> [Input]:
++++++++

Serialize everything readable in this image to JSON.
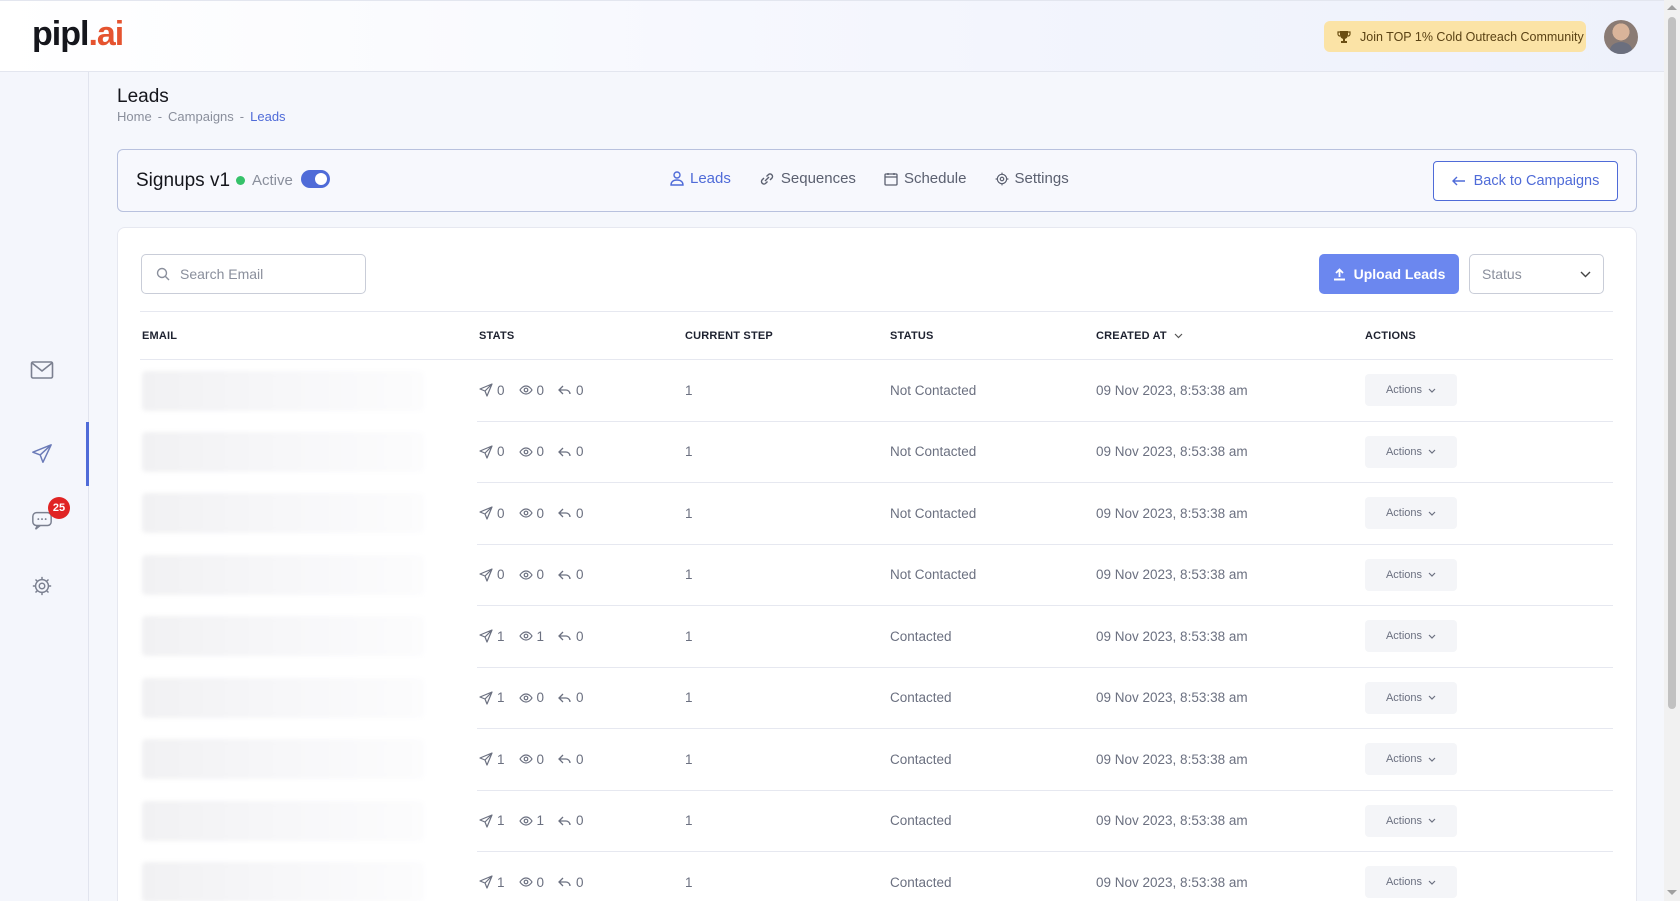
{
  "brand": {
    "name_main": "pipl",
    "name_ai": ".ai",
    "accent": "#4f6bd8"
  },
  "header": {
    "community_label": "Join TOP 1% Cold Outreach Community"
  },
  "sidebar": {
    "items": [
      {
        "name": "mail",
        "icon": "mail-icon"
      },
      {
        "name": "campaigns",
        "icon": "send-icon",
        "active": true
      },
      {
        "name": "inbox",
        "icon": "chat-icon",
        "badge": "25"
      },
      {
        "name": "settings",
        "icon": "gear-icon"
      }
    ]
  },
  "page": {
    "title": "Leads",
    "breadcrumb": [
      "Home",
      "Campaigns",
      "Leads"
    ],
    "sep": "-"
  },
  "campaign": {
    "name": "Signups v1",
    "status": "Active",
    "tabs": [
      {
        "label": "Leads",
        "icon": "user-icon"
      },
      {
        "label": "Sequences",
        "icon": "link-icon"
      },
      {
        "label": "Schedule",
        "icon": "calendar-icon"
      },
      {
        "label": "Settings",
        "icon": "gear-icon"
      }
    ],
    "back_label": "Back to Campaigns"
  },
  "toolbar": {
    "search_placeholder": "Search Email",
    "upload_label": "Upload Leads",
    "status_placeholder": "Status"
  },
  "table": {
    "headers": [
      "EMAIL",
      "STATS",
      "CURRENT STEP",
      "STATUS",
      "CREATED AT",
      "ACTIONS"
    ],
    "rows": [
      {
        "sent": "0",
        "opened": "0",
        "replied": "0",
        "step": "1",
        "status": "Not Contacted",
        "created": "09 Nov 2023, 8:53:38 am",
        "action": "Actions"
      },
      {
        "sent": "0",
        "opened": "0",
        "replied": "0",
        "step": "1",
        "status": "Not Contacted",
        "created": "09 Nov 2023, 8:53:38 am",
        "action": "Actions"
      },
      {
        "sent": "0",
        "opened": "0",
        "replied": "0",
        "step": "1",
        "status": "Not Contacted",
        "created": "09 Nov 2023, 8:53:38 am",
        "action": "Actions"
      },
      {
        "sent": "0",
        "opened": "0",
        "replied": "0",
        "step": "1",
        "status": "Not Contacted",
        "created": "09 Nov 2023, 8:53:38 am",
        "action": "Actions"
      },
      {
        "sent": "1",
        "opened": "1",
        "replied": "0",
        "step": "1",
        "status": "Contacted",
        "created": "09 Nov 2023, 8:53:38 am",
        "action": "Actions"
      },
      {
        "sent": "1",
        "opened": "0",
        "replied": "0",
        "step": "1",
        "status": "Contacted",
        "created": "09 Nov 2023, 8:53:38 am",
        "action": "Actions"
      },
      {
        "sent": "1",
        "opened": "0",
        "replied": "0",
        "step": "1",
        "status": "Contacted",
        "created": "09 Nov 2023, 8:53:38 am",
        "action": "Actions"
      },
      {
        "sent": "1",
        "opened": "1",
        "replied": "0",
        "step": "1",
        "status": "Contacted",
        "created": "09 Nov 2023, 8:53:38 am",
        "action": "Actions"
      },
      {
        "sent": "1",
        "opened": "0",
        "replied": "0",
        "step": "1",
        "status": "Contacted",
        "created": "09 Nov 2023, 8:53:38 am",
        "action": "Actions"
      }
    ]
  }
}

++++++++

> [Goal]: Copy the records above exactly, omitting every picture.

> [The solution]:
Serialize everything readable in this image to JSON.
{
  "brand": {
    "name_main": "pipl",
    "name_ai": ".ai",
    "accent": "#4f6bd8"
  },
  "header": {
    "community_label": "Join TOP 1% Cold Outreach Community"
  },
  "sidebar": {
    "items": [
      {
        "name": "mail",
        "icon": "mail-icon"
      },
      {
        "name": "campaigns",
        "icon": "send-icon",
        "active": true
      },
      {
        "name": "inbox",
        "icon": "chat-icon",
        "badge": "25"
      },
      {
        "name": "settings",
        "icon": "gear-icon"
      }
    ]
  },
  "page": {
    "title": "Leads",
    "breadcrumb": [
      "Home",
      "Campaigns",
      "Leads"
    ],
    "sep": "-"
  },
  "campaign": {
    "name": "Signups v1",
    "status": "Active",
    "tabs": [
      {
        "label": "Leads",
        "icon": "user-icon"
      },
      {
        "label": "Sequences",
        "icon": "link-icon"
      },
      {
        "label": "Schedule",
        "icon": "calendar-icon"
      },
      {
        "label": "Settings",
        "icon": "gear-icon"
      }
    ],
    "back_label": "Back to Campaigns"
  },
  "toolbar": {
    "search_placeholder": "Search Email",
    "upload_label": "Upload Leads",
    "status_placeholder": "Status"
  },
  "table": {
    "headers": [
      "EMAIL",
      "STATS",
      "CURRENT STEP",
      "STATUS",
      "CREATED AT",
      "ACTIONS"
    ],
    "rows": [
      {
        "sent": "0",
        "opened": "0",
        "replied": "0",
        "step": "1",
        "status": "Not Contacted",
        "created": "09 Nov 2023, 8:53:38 am",
        "action": "Actions"
      },
      {
        "sent": "0",
        "opened": "0",
        "replied": "0",
        "step": "1",
        "status": "Not Contacted",
        "created": "09 Nov 2023, 8:53:38 am",
        "action": "Actions"
      },
      {
        "sent": "0",
        "opened": "0",
        "replied": "0",
        "step": "1",
        "status": "Not Contacted",
        "created": "09 Nov 2023, 8:53:38 am",
        "action": "Actions"
      },
      {
        "sent": "0",
        "opened": "0",
        "replied": "0",
        "step": "1",
        "status": "Not Contacted",
        "created": "09 Nov 2023, 8:53:38 am",
        "action": "Actions"
      },
      {
        "sent": "1",
        "opened": "1",
        "replied": "0",
        "step": "1",
        "status": "Contacted",
        "created": "09 Nov 2023, 8:53:38 am",
        "action": "Actions"
      },
      {
        "sent": "1",
        "opened": "0",
        "replied": "0",
        "step": "1",
        "status": "Contacted",
        "created": "09 Nov 2023, 8:53:38 am",
        "action": "Actions"
      },
      {
        "sent": "1",
        "opened": "0",
        "replied": "0",
        "step": "1",
        "status": "Contacted",
        "created": "09 Nov 2023, 8:53:38 am",
        "action": "Actions"
      },
      {
        "sent": "1",
        "opened": "1",
        "replied": "0",
        "step": "1",
        "status": "Contacted",
        "created": "09 Nov 2023, 8:53:38 am",
        "action": "Actions"
      },
      {
        "sent": "1",
        "opened": "0",
        "replied": "0",
        "step": "1",
        "status": "Contacted",
        "created": "09 Nov 2023, 8:53:38 am",
        "action": "Actions"
      }
    ]
  }
}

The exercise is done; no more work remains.